## Directive
Look through the material below. Copy each line that contains the string "from".
## START
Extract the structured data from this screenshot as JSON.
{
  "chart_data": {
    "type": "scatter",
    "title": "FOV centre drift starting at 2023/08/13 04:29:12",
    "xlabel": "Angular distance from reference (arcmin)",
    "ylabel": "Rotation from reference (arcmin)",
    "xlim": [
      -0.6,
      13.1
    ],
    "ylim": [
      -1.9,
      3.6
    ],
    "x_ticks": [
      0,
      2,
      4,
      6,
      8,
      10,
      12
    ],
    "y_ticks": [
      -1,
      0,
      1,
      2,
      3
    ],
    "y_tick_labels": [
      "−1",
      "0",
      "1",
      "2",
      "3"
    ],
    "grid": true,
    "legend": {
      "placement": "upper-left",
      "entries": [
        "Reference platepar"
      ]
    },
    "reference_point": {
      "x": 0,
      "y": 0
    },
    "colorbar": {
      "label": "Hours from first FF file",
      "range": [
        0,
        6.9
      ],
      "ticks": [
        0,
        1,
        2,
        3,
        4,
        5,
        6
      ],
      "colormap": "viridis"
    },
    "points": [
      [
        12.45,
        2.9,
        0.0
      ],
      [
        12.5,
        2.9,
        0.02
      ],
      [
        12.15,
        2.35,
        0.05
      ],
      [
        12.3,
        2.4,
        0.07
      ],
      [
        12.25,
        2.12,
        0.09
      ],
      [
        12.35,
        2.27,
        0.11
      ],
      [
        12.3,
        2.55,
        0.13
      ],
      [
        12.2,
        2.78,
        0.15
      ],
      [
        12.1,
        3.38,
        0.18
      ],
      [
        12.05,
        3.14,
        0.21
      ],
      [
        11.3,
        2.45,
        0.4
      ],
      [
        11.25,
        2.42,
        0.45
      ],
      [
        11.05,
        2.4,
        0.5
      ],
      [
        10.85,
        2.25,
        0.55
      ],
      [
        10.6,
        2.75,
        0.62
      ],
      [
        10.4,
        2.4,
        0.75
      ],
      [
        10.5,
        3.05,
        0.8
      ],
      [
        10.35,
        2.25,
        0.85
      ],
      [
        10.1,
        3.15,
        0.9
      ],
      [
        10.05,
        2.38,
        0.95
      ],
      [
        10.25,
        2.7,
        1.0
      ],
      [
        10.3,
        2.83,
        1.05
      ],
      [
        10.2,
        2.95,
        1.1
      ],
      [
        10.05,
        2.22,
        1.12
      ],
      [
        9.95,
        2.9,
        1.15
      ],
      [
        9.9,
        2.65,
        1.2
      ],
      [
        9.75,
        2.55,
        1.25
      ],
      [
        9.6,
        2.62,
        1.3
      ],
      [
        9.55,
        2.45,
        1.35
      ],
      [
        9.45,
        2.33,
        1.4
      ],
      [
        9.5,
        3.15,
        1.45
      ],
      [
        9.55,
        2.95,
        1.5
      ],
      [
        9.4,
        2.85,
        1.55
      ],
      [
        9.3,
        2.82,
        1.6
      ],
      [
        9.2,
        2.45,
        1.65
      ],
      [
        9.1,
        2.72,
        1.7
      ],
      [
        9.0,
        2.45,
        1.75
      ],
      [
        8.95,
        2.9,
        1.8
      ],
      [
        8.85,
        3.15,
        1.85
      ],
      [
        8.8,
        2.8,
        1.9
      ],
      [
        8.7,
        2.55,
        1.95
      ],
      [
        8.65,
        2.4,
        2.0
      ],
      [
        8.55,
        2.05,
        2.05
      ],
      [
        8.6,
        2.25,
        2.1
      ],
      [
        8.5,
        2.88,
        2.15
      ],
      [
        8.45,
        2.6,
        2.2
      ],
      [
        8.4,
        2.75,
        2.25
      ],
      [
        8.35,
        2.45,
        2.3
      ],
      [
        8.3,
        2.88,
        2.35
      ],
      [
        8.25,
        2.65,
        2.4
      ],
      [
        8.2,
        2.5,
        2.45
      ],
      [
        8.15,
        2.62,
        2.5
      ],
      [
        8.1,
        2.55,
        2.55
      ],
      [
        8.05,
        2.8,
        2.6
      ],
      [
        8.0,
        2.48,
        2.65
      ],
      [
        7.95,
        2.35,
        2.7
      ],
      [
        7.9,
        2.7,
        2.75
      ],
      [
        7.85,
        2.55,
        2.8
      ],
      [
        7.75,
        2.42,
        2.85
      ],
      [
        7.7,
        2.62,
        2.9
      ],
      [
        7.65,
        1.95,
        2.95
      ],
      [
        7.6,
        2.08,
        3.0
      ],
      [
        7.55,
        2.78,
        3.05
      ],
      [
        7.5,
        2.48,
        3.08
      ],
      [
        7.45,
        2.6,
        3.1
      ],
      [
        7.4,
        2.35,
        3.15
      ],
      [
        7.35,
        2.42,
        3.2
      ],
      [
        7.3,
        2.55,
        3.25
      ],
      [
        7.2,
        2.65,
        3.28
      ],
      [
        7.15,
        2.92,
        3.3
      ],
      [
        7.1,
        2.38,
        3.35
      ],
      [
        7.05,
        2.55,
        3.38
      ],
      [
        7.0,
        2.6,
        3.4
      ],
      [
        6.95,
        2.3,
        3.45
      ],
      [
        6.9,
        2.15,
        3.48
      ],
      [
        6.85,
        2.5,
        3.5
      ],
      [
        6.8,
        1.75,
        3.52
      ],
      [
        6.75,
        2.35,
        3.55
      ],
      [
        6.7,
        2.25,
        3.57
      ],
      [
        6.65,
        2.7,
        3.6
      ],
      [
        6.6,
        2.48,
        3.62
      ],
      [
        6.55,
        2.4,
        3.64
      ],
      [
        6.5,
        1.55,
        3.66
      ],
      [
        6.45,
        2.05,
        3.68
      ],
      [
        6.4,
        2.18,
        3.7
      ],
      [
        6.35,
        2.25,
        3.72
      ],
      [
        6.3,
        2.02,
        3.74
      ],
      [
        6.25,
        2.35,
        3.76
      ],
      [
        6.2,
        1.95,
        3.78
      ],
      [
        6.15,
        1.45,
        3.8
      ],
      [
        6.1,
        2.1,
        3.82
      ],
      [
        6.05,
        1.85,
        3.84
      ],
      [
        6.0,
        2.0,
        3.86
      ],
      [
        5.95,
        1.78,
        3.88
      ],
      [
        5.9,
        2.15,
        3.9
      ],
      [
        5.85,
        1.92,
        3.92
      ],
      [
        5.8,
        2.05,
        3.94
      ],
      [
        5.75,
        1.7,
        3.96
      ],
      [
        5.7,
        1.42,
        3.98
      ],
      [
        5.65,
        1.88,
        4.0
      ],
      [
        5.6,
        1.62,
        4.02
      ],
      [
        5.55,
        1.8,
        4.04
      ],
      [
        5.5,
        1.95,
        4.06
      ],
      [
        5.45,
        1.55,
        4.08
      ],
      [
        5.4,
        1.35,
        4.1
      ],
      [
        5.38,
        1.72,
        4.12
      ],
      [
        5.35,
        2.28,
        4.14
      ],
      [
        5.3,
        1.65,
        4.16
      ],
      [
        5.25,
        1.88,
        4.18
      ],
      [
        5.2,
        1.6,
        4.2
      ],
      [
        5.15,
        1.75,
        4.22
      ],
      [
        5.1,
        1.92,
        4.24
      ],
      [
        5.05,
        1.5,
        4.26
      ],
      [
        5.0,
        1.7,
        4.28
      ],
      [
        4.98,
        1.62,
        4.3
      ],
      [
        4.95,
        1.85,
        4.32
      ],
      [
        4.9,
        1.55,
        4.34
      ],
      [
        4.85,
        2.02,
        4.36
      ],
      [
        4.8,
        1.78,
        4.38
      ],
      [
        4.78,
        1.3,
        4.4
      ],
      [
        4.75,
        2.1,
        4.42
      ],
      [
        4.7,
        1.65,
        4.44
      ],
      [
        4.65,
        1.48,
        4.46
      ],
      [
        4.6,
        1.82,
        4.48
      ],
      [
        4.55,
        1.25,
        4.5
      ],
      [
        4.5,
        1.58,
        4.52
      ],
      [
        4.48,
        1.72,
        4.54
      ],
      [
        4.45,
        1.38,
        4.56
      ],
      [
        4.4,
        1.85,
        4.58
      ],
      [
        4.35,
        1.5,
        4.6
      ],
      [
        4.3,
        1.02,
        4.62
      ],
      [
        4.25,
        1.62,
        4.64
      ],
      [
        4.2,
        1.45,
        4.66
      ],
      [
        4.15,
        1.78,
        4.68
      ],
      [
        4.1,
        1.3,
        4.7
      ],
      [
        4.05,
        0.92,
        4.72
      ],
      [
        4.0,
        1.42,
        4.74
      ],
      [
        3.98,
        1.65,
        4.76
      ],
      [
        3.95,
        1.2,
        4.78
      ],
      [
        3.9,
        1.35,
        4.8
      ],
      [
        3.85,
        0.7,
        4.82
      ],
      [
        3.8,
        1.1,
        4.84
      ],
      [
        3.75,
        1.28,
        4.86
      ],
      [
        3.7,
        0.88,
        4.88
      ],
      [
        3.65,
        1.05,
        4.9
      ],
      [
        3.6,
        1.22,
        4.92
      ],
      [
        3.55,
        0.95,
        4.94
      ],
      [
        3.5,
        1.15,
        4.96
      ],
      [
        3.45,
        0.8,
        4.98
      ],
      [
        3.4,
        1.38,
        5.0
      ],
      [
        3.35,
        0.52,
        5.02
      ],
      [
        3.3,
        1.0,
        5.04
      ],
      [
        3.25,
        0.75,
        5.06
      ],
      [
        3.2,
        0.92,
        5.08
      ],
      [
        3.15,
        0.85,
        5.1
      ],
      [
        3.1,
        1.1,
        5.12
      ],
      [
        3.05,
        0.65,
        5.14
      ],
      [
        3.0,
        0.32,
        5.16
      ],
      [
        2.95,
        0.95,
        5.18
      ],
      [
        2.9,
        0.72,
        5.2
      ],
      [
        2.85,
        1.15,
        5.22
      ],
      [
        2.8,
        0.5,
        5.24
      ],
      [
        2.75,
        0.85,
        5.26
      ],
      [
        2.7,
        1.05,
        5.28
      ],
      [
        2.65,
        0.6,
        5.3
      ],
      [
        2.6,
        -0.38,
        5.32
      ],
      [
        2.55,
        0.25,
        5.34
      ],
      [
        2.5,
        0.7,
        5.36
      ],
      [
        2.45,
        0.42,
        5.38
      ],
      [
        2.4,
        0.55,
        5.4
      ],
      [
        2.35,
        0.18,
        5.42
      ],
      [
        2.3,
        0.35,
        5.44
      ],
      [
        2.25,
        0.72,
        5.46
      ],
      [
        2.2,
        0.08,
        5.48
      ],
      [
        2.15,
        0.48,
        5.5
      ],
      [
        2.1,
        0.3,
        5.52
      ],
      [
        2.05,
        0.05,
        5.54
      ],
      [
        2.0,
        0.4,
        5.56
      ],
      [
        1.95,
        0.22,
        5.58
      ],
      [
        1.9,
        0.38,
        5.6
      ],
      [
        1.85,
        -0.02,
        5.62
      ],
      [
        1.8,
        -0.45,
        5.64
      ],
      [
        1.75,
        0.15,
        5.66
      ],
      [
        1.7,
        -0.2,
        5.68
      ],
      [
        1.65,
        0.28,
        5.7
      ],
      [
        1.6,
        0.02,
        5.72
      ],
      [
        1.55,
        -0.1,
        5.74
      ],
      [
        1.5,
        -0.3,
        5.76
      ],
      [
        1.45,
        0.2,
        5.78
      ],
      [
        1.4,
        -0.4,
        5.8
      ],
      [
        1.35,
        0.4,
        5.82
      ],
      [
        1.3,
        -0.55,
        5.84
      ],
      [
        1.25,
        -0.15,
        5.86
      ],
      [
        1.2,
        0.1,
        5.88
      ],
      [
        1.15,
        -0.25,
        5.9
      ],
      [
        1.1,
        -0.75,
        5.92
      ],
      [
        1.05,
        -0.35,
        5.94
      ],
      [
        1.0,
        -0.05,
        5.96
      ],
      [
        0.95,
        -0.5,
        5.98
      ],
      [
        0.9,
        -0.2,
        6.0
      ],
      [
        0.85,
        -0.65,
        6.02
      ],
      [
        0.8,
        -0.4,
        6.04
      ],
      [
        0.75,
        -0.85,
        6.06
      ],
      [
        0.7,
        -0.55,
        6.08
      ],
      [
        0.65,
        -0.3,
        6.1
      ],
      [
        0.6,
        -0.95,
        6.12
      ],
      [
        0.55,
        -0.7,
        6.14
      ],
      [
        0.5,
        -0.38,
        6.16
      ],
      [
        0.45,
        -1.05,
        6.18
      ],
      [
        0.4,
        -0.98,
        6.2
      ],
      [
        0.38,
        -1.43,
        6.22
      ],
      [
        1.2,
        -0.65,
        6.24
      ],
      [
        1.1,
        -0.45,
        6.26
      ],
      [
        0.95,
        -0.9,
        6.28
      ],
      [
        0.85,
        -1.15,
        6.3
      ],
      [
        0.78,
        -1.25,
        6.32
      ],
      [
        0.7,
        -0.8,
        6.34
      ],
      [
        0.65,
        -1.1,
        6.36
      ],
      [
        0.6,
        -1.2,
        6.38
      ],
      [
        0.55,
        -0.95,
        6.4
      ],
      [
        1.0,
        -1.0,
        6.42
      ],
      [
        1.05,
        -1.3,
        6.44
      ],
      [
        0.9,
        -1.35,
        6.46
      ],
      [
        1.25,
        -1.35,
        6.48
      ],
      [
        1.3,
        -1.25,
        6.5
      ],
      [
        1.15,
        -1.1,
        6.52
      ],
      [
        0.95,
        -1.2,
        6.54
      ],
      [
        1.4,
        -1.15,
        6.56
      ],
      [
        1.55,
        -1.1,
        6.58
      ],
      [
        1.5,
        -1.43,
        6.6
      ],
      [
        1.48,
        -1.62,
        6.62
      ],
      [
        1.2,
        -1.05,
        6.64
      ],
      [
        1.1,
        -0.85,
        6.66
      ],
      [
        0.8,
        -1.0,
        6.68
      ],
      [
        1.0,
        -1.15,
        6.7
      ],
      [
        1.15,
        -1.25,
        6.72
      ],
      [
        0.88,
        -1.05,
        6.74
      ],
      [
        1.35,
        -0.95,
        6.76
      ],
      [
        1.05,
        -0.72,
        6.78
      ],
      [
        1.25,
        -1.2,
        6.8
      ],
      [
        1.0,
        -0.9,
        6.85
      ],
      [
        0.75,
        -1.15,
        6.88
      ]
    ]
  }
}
## END
## Written solution
Extract the structured data from this screenshot as JSON.
    "xlabel": "Angular distance from reference (arcmin)",
    "ylabel": "Rotation from reference (arcmin)",
      "label": "Hours from first FF file",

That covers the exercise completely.